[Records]
════════════════════

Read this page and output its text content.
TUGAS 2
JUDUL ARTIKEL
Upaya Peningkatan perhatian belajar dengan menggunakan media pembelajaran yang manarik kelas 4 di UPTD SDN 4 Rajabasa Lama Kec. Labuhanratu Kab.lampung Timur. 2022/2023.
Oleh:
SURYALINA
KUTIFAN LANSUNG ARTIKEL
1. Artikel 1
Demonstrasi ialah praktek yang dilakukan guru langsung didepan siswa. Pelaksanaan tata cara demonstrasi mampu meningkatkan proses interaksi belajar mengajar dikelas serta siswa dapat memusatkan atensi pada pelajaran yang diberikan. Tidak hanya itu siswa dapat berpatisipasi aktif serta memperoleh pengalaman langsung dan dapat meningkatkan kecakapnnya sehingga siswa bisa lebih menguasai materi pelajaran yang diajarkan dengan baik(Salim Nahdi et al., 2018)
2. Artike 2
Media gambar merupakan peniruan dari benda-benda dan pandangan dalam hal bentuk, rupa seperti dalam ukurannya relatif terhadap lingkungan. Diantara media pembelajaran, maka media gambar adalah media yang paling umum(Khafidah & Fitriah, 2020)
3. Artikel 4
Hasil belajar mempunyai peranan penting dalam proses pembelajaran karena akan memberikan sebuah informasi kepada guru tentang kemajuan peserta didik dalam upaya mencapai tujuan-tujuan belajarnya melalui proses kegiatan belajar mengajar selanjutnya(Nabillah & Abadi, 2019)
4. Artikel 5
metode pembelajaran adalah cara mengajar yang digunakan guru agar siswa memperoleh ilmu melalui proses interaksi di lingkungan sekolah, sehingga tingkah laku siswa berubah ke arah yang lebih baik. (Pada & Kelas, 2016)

════════════════════

- [Short exercise]
Type the material above out again, exactly.

- [Completed task]
Read this page and output its text content.
TUGAS 2
JUDUL ARTIKEL
Upaya Peningkatan perhatian belajar dengan menggunakan media pembelajaran yang manarik kelas 4 di UPTD SDN 4 Rajabasa Lama Kec. Labuhanratu Kab.lampung Timur. 2022/2023.
Oleh:
SURYALINA
KUTIFAN LANSUNG ARTIKEL
1. Artikel 1
Demonstrasi ialah praktek yang dilakukan guru langsung didepan siswa. Pelaksanaan tata cara demonstrasi mampu meningkatkan proses interaksi belajar mengajar dikelas serta siswa dapat memusatkan atensi pada pelajaran yang diberikan. Tidak hanya itu siswa dapat berpatisipasi aktif serta memperoleh pengalaman langsung dan dapat meningkatkan kecakapnnya sehingga siswa bisa lebih menguasai materi pelajaran yang diajarkan dengan baik(Salim Nahdi et al., 2018)
2. Artike 2
Media gambar merupakan peniruan dari benda-benda dan pandangan dalam hal bentuk, rupa seperti dalam ukurannya relatif terhadap lingkungan. Diantara media pembelajaran, maka media gambar adalah media yang paling umum(Khafidah & Fitriah, 2020)
3. Artikel 4
Hasil belajar mempunyai peranan penting dalam proses pembelajaran karena akan memberikan sebuah informasi kepada guru tentang kemajuan peserta didik dalam upaya mencapai tujuan-tujuan belajarnya melalui proses kegiatan belajar mengajar selanjutnya(Nabillah & Abadi, 2019)
4. Artikel 5
metode pembelajaran adalah cara mengajar yang digunakan guru agar siswa memperoleh ilmu melalui proses interaksi di lingkungan sekolah, sehingga tingkah laku siswa berubah ke arah yang lebih baik. (Pada & Kelas, 2016)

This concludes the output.